§ **Dataset content**:
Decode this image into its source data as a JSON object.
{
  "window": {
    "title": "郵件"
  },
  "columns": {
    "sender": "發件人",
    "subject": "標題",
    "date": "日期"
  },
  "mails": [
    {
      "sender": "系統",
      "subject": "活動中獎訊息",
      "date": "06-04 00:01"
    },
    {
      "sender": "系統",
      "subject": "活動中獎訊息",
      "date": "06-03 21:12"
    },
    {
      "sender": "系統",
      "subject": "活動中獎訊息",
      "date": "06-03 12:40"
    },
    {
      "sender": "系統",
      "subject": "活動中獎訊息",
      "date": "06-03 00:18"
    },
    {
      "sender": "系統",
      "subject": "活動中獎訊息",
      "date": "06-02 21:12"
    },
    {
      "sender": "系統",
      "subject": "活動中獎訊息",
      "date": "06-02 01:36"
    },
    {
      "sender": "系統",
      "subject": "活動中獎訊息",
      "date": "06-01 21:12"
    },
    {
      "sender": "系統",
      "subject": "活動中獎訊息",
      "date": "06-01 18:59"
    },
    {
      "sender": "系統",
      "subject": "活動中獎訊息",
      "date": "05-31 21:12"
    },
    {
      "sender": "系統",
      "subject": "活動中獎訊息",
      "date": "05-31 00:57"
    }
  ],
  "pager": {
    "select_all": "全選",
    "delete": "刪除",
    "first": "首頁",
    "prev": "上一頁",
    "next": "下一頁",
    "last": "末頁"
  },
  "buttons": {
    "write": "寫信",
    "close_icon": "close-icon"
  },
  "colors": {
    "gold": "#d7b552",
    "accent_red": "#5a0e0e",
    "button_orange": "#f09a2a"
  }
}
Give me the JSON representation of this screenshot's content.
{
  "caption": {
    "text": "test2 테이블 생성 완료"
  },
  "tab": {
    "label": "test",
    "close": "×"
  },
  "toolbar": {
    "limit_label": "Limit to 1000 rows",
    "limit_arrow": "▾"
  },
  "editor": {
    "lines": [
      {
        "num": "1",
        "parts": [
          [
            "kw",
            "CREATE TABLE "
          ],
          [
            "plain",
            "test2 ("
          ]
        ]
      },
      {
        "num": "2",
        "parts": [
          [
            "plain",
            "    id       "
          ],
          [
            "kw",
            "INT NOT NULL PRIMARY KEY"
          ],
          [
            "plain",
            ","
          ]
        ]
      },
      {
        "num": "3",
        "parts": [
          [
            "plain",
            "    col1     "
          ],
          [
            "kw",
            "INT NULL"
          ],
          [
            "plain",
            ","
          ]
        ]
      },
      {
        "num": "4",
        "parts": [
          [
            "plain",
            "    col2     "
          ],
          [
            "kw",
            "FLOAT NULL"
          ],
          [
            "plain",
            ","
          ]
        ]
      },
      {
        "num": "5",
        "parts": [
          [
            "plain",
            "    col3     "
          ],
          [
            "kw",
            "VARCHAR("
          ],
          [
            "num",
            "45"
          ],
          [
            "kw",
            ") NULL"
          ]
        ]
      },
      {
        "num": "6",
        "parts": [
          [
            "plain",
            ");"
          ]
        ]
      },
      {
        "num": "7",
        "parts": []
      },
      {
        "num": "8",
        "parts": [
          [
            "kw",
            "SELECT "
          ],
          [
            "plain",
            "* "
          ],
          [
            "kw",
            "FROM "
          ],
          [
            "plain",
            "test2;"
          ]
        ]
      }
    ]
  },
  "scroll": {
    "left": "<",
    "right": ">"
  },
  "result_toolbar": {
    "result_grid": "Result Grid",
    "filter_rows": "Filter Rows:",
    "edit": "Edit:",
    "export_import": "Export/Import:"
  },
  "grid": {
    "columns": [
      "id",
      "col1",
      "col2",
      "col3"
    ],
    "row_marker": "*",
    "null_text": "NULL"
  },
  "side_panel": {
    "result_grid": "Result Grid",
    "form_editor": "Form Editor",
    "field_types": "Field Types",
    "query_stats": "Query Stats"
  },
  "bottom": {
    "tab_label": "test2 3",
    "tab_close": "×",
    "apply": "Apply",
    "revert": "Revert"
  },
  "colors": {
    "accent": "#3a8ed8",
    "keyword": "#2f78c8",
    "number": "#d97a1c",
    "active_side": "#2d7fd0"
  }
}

§ **Stated exercise**: Check each line above for the string "this", then copy the ones that have it.

§ **Output below**:
Decode this image into its source data as a JSON object.
Give me the JSON representation of this screenshot's content.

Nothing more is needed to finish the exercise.